*TASK STATEMENT*
From the material below, copy every line in which the word "Access" occurs.

*INPUT DATA*
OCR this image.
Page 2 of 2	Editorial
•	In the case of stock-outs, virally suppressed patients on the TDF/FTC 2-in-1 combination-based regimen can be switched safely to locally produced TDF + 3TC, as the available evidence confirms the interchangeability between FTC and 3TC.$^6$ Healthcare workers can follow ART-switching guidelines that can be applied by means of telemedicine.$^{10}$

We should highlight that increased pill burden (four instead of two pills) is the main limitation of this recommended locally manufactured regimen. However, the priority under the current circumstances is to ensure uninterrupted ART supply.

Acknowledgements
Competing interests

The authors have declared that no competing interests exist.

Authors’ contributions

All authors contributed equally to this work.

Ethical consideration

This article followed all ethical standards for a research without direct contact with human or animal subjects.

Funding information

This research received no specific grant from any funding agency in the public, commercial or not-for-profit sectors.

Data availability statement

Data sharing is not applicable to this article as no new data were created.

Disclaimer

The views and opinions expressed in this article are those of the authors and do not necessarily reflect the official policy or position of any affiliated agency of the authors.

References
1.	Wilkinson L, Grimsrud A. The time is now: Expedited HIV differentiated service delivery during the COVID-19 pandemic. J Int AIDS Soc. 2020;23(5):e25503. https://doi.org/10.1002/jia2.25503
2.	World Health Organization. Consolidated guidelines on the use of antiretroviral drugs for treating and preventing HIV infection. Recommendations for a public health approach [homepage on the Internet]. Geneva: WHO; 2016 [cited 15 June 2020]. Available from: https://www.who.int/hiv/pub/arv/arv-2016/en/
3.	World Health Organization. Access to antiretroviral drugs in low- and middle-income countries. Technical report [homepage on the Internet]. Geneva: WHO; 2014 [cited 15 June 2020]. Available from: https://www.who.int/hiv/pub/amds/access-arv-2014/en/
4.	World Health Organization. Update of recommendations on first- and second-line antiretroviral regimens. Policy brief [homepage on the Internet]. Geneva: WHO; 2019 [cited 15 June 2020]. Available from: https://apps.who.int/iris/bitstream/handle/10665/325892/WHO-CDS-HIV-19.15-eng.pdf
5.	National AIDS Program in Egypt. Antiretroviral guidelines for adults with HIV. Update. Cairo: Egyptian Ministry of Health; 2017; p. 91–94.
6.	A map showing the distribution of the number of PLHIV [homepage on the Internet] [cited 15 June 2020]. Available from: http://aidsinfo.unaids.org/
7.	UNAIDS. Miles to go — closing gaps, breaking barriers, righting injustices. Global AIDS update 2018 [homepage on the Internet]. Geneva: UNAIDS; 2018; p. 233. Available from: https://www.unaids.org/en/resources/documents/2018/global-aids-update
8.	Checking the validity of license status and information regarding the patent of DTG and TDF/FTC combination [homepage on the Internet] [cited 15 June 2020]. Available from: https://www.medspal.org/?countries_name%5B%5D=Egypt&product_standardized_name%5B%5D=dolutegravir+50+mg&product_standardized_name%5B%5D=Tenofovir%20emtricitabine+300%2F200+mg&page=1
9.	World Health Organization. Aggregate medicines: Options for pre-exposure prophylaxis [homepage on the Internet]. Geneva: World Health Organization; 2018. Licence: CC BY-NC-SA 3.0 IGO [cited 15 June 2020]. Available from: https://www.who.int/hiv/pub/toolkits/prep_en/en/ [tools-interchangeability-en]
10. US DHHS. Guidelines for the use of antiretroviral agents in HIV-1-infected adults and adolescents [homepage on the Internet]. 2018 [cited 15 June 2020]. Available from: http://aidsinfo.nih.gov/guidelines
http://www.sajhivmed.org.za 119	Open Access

*RESULT OF THE TASK*
3.	World Health Organization. Access to antiretroviral drugs in low- and middle-income countries. Technical report [homepage on the Internet]. Geneva: WHO; 2014 [cited 15 June 2020]. Available from: https://www.who.int/hiv/pub/amds/access-arv-2014/en/
http://www.sajhivmed.org.za 119	Open Access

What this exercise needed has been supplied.